== Entries shown ==

▬▬▬▬▬▬

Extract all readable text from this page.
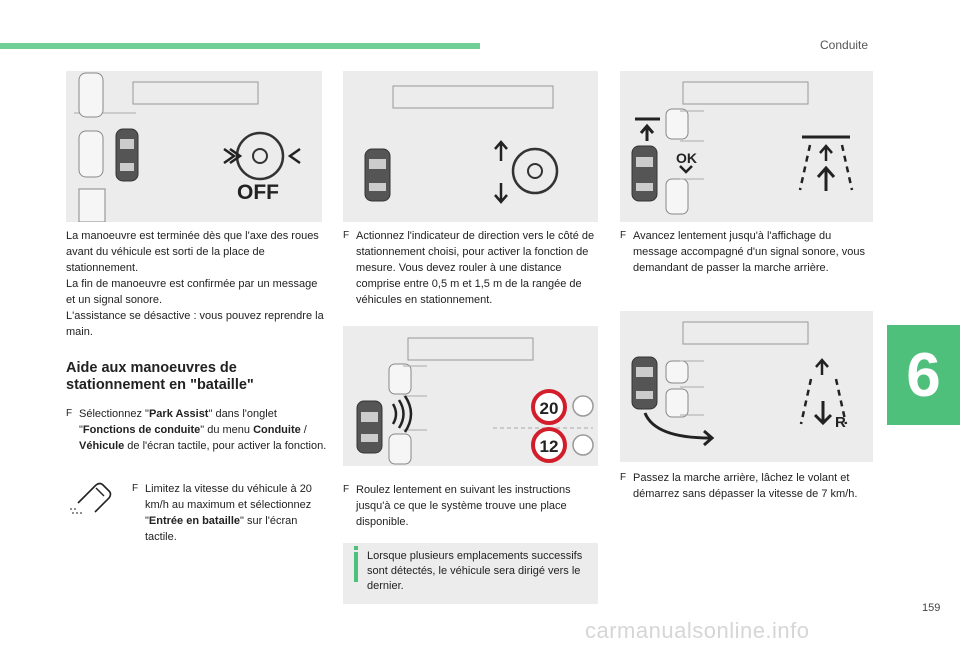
Conduite
6
159
carmanualsonline.info
OFF
OK
20
12
R

La manoeuvre est terminée dès que l'axe des roues avant du véhicule est sorti de la place de stationnement.

La fin de manoeuvre est confirmée par un message et un signal sonore.

L'assistance se désactive : vous pouvez reprendre la main.

Aide aux manoeuvres de stationnement en "bataille"
F Sélectionnez "Park Assist" dans l'onglet "Fonctions de conduite" du menu Conduite / Véhicule de l'écran tactile, pour activer la fonction.
F Limitez la vitesse du véhicule à 20 km/h au maximum et sélectionnez "Entrée en bataille" sur l'écran tactile.
F Actionnez l'indicateur de direction vers le côté de stationnement choisi, pour activer la fonction de mesure. Vous devez rouler à une distance comprise entre 0,5 m et 1,5 m de la rangée de véhicules en stationnement.
F Roulez lentement en suivant les instructions jusqu'à ce que le système trouve une place disponible.
Lorsque plusieurs emplacements successifs sont détectés, le véhicule sera dirigé vers le dernier.
F Avancez lentement jusqu'à l'affichage du message accompagné d'un signal sonore, vous demandant de passer la marche arrière.
F Passez la marche arrière, lâchez le volant et démarrez sans dépasser la vitesse de 7 km/h.
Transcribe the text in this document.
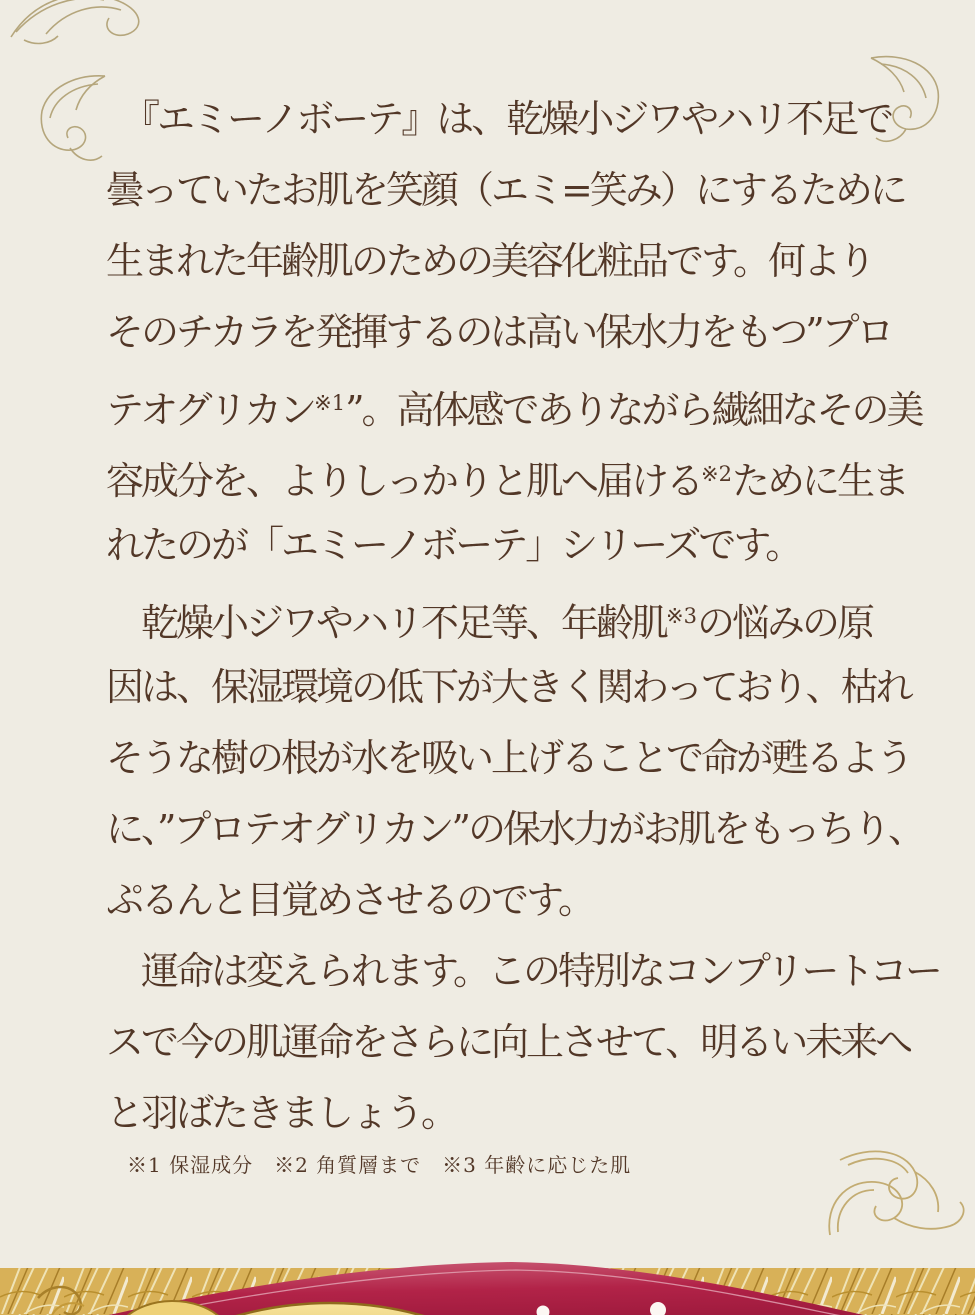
　『エミーノボーテ』は、乾燥小ジワやハリ不足で
曇っていたお肌を笑顔（エミ=笑み）にするために
生まれた年齢肌のための美容化粧品です。何より
そのチカラを発揮するのは高い保水力をもつ”プロ
テオグリカン$^{※1}$”。高体感でありながら繊細なその美
容成分を、よりしっかりと肌へ届ける$^{※2}$ために生ま
れたのが「エミーノボーテ」シリーズです。
　乾燥小ジワやハリ不足等、年齢肌$^{※3}$の悩みの原
因は、保湿環境の低下が大きく関わっており、枯れ
そうな樹の根が水を吸い上げることで命が甦るよう
に、”プロテオグリカン”の保水力がお肌をもっちり、
ぷるんと目覚めさせるのです。
　運命は変えられます。この特別なコンプリートコー
スで今の肌運命をさらに向上させて、明るい未来へ
と羽ばたきましょう。
※1 保湿成分　※2 角質層まで　※3 年齢に応じた肌
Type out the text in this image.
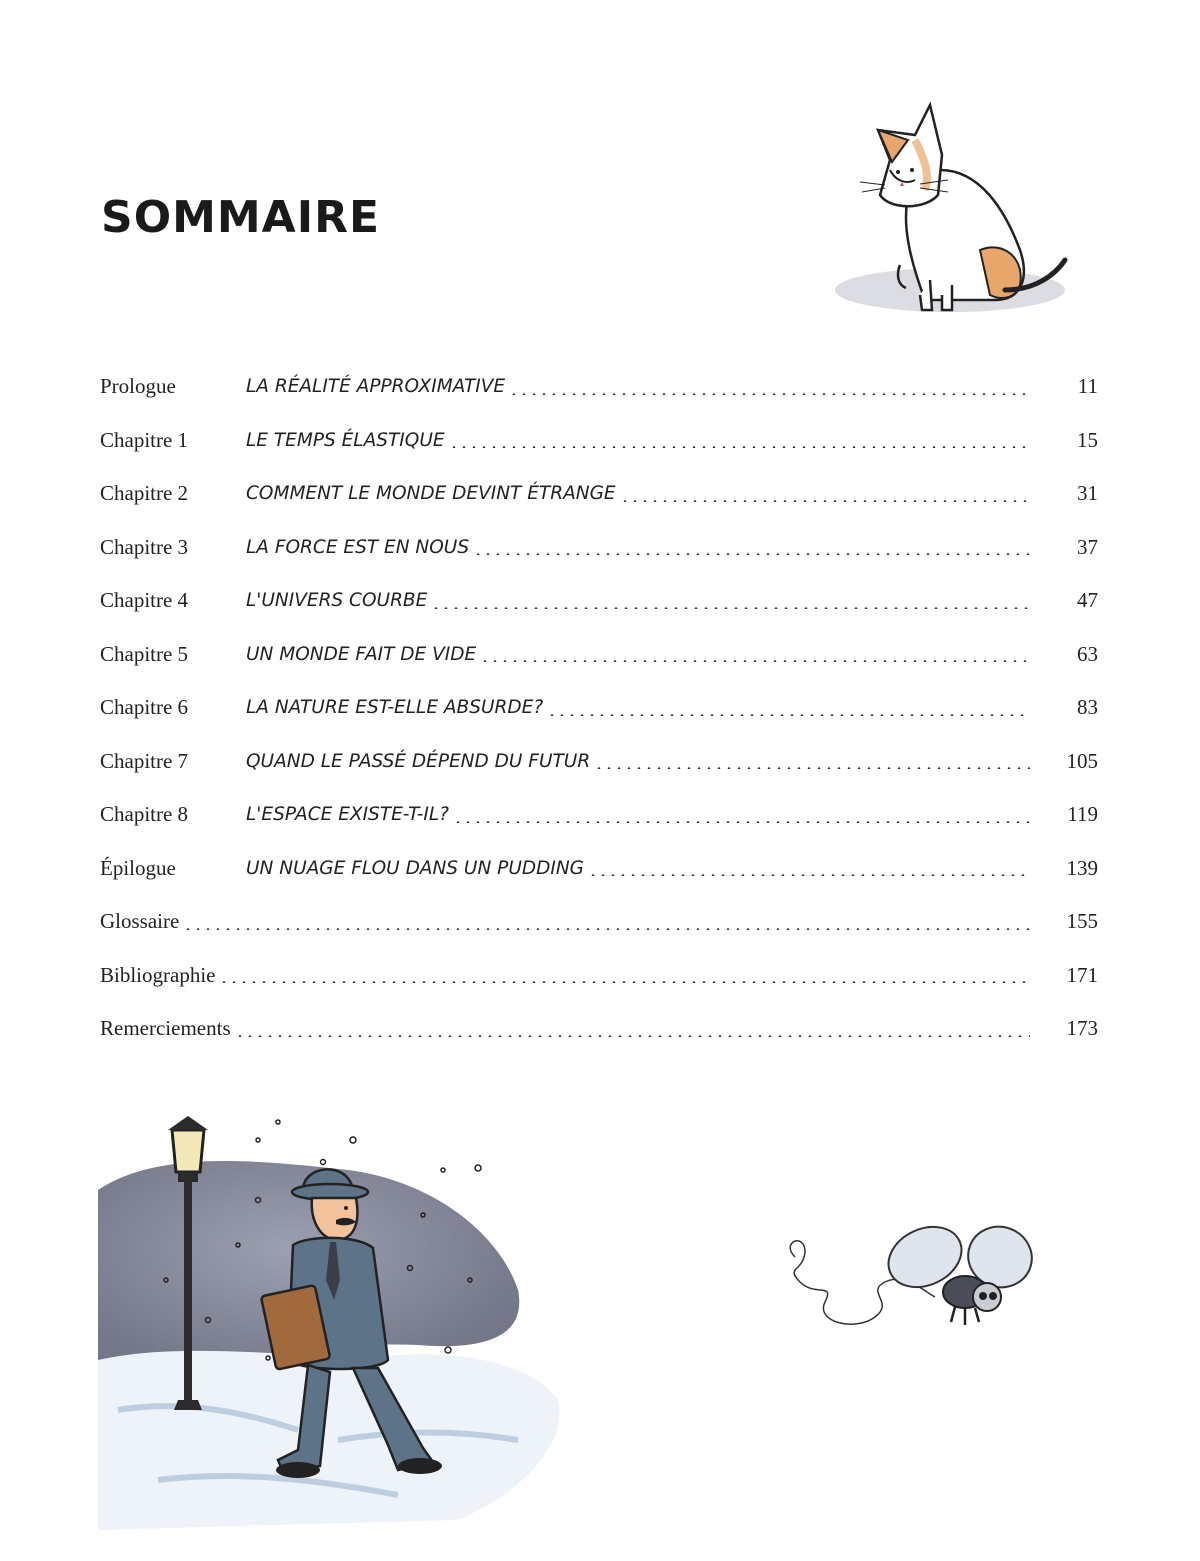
SOMMAIRE
Prologue	LA RÉALITÉ APPROXIMATIVE	11
Chapitre 1	LE TEMPS ÉLASTIQUE	15
Chapitre 2	COMMENT LE MONDE DEVINT ÉTRANGE	31
Chapitre 3	LA FORCE EST EN NOUS	37
Chapitre 4	L'UNIVERS COURBE	47
Chapitre 5	UN MONDE FAIT DE VIDE	63
Chapitre 6	LA NATURE EST-ELLE ABSURDE?	83
Chapitre 7	QUAND LE PASSÉ DÉPEND DU FUTUR	105
Chapitre 8	L'ESPACE EXISTE-T-IL?	119
Épilogue	UN NUAGE FLOU DANS UN PUDDING	139
Glossaire	155
Bibliographie	171
Remerciements	173
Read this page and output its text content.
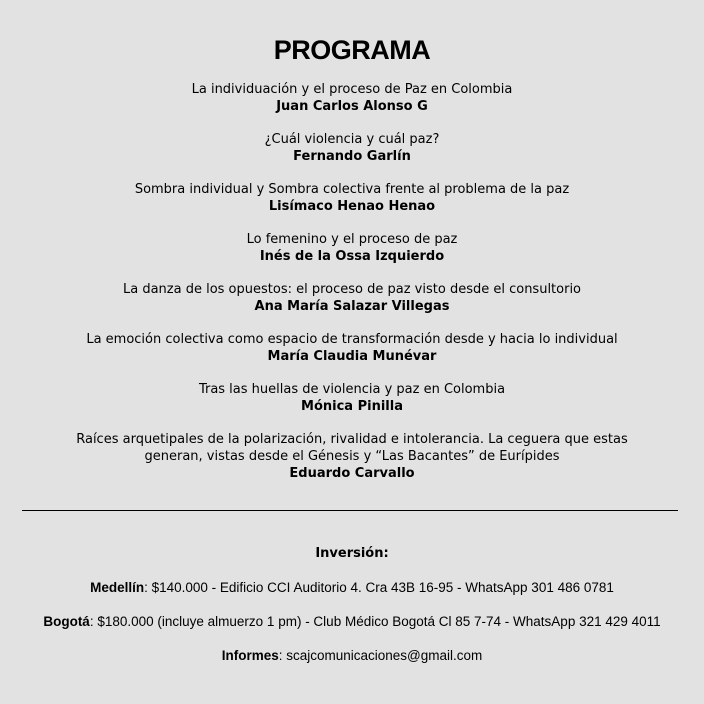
PROGRAMA
La individuación y el proceso de Paz en Colombia
Juan Carlos Alonso G
¿Cuál violencia y cuál paz?
Fernando Garlín
Sombra individual y Sombra colectiva frente al problema de la paz
Lisímaco Henao Henao
Lo femenino y el proceso de paz
Inés de la Ossa Izquierdo
La danza de los opuestos: el proceso de paz visto desde el consultorio
Ana María Salazar Villegas
La emoción colectiva como espacio de transformación desde y hacia lo individual
María Claudia Munévar
Tras las huellas de violencia y paz en Colombia
Mónica Pinilla
Raíces arquetipales de la polarización, rivalidad e intolerancia. La ceguera que estas
generan, vistas desde el Génesis y “Las Bacantes” de Eurípides
Eduardo Carvallo
Inversión:
Medellín: $140.000 - Edificio CCI Auditorio 4. Cra 43B 16-95 - WhatsApp 301 486 0781
Bogotá: $180.000 (incluye almuerzo 1 pm) - Club Médico Bogotá Cl 85 7-74 - WhatsApp 321 429 4011
Informes: scajcomunicaciones@gmail.com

▬▬▬▬▬▬

== Stated exercise ==
Go over the records above and tally each line that includes "vitesse". Give the total by itself.

== Problem solution ==
2